#### DATA RECORDS
§

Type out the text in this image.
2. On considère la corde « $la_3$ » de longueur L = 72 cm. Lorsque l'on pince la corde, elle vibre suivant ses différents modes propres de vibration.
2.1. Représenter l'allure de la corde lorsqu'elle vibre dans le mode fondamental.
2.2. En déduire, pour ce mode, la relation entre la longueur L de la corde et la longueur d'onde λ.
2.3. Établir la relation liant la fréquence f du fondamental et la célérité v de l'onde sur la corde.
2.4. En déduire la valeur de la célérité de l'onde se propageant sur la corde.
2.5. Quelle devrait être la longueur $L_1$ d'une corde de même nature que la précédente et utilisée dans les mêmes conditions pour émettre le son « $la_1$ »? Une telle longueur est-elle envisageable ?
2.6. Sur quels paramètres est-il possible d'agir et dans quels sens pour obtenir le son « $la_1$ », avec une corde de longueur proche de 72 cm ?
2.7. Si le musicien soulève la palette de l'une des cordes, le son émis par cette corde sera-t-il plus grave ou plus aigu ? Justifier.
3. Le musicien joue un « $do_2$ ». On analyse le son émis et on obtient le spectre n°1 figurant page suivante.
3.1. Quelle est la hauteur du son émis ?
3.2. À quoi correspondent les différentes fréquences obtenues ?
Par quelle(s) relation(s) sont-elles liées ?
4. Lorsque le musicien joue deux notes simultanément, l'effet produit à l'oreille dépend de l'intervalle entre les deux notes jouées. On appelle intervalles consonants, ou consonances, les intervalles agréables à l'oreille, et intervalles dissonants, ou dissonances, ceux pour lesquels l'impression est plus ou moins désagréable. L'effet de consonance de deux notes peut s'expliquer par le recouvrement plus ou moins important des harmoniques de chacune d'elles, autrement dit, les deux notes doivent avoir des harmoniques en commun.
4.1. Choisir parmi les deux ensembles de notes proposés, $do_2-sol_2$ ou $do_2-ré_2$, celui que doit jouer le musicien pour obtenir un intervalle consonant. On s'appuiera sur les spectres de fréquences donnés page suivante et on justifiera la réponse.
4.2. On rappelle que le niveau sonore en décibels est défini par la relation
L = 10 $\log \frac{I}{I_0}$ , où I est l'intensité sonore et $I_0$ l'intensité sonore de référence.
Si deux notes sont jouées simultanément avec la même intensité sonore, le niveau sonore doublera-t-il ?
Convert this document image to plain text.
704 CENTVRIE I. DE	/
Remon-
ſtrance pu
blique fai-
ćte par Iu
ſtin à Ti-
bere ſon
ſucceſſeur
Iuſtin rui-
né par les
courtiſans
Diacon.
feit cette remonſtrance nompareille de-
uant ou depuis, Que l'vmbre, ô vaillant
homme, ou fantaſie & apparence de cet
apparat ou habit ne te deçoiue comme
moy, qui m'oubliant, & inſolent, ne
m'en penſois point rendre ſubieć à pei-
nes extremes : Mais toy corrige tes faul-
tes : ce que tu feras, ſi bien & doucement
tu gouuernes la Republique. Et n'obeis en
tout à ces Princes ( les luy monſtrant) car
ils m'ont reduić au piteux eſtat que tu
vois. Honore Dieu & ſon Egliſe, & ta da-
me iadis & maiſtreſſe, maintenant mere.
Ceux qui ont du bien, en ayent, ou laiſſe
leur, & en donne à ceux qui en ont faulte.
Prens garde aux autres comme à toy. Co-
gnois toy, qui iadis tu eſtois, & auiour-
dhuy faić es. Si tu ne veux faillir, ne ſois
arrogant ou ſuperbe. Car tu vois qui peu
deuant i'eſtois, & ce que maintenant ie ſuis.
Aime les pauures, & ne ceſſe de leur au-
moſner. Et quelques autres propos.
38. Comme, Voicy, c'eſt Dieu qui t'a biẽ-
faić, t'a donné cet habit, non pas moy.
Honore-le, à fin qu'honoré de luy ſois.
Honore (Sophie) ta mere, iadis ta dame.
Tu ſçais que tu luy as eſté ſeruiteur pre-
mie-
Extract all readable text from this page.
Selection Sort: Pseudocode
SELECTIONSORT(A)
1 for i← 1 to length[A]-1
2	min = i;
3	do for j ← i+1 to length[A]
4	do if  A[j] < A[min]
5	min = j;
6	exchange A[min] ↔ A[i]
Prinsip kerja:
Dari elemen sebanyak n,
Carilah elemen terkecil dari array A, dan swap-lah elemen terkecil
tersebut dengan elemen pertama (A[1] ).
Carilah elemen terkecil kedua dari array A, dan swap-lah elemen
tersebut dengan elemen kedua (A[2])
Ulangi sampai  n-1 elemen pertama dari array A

§

#### STATED GOAL
Using the listing above, retype each line exactly.

#### SOLUTION TO THE PROBLEM
Type out the text in this image.
2. On considère la corde « $la_3$ » de longueur L = 72 cm. Lorsque l'on pince la corde, elle vibre suivant ses différents modes propres de vibration.
2.1. Représenter l'allure de la corde lorsqu'elle vibre dans le mode fondamental.
2.2. En déduire, pour ce mode, la relation entre la longueur L de la corde et la longueur d'onde λ.
2.3. Établir la relation liant la fréquence f du fondamental et la célérité v de l'onde sur la corde.
2.4. En déduire la valeur de la célérité de l'onde se propageant sur la corde.
2.5. Quelle devrait être la longueur $L_1$ d'une corde de même nature que la précédente et utilisée dans les mêmes conditions pour émettre le son « $la_1$ »? Une telle longueur est-elle envisageable ?
2.6. Sur quels paramètres est-il possible d'agir et dans quels sens pour obtenir le son « $la_1$ », avec une corde de longueur proche de 72 cm ?
2.7. Si le musicien soulève la palette de l'une des cordes, le son émis par cette corde sera-t-il plus grave ou plus aigu ? Justifier.
3. Le musicien joue un « $do_2$ ». On analyse le son émis et on obtient le spectre n°1 figurant page suivante.
3.1. Quelle est la hauteur du son émis ?
3.2. À quoi correspondent les différentes fréquences obtenues ?
Par quelle(s) relation(s) sont-elles liées ?
4. Lorsque le musicien joue deux notes simultanément, l'effet produit à l'oreille dépend de l'intervalle entre les deux notes jouées. On appelle intervalles consonants, ou consonances, les intervalles agréables à l'oreille, et intervalles dissonants, ou dissonances, ceux pour lesquels l'impression est plus ou moins désagréable. L'effet de consonance de deux notes peut s'expliquer par le recouvrement plus ou moins important des harmoniques de chacune d'elles, autrement dit, les deux notes doivent avoir des harmoniques en commun.
4.1. Choisir parmi les deux ensembles de notes proposés, $do_2-sol_2$ ou $do_2-ré_2$, celui que doit jouer le musicien pour obtenir un intervalle consonant. On s'appuiera sur les spectres de fréquences donnés page suivante et on justifiera la réponse.
4.2. On rappelle que le niveau sonore en décibels est défini par la relation
L = 10 $\log \frac{I}{I_0}$ , où I est l'intensité sonore et $I_0$ l'intensité sonore de référence.
Si deux notes sont jouées simultanément avec la même intensité sonore, le niveau sonore doublera-t-il ?
Convert this document image to plain text.
704 CENTVRIE I. DE	/
Remon-
ſtrance pu
blique fai-
ćte par Iu
ſtin à Ti-
bere ſon
ſucceſſeur
Iuſtin rui-
né par les
courtiſans
Diacon.
feit cette remonſtrance nompareille de-
uant ou depuis, Que l'vmbre, ô vaillant
homme, ou fantaſie & apparence de cet
apparat ou habit ne te deçoiue comme
moy, qui m'oubliant, & inſolent, ne
m'en penſois point rendre ſubieć à pei-
nes extremes : Mais toy corrige tes faul-
tes : ce que tu feras, ſi bien & doucement
tu gouuernes la Republique. Et n'obeis en
tout à ces Princes ( les luy monſtrant) car
ils m'ont reduić au piteux eſtat que tu
vois. Honore Dieu & ſon Egliſe, & ta da-
me iadis & maiſtreſſe, maintenant mere.
Ceux qui ont du bien, en ayent, ou laiſſe
leur, & en donne à ceux qui en ont faulte.
Prens garde aux autres comme à toy. Co-
gnois toy, qui iadis tu eſtois, & auiour-
dhuy faić es. Si tu ne veux faillir, ne ſois
arrogant ou ſuperbe. Car tu vois qui peu
deuant i'eſtois, & ce que maintenant ie ſuis.
Aime les pauures, & ne ceſſe de leur au-
moſner. Et quelques autres propos.
38. Comme, Voicy, c'eſt Dieu qui t'a biẽ-
faić, t'a donné cet habit, non pas moy.
Honore-le, à fin qu'honoré de luy ſois.
Honore (Sophie) ta mere, iadis ta dame.
Tu ſçais que tu luy as eſté ſeruiteur pre-
mie-
Extract all readable text from this page.
Selection Sort: Pseudocode
SELECTIONSORT(A)
1 for i← 1 to length[A]-1
2	min = i;
3	do for j ← i+1 to length[A]
4	do if  A[j] < A[min]
5	min = j;
6	exchange A[min] ↔ A[i]
Prinsip kerja:
Dari elemen sebanyak n,
Carilah elemen terkecil dari array A, dan swap-lah elemen terkecil
tersebut dengan elemen pertama (A[1] ).
Carilah elemen terkecil kedua dari array A, dan swap-lah elemen
tersebut dengan elemen kedua (A[2])
Ulangi sampai  n-1 elemen pertama dari array A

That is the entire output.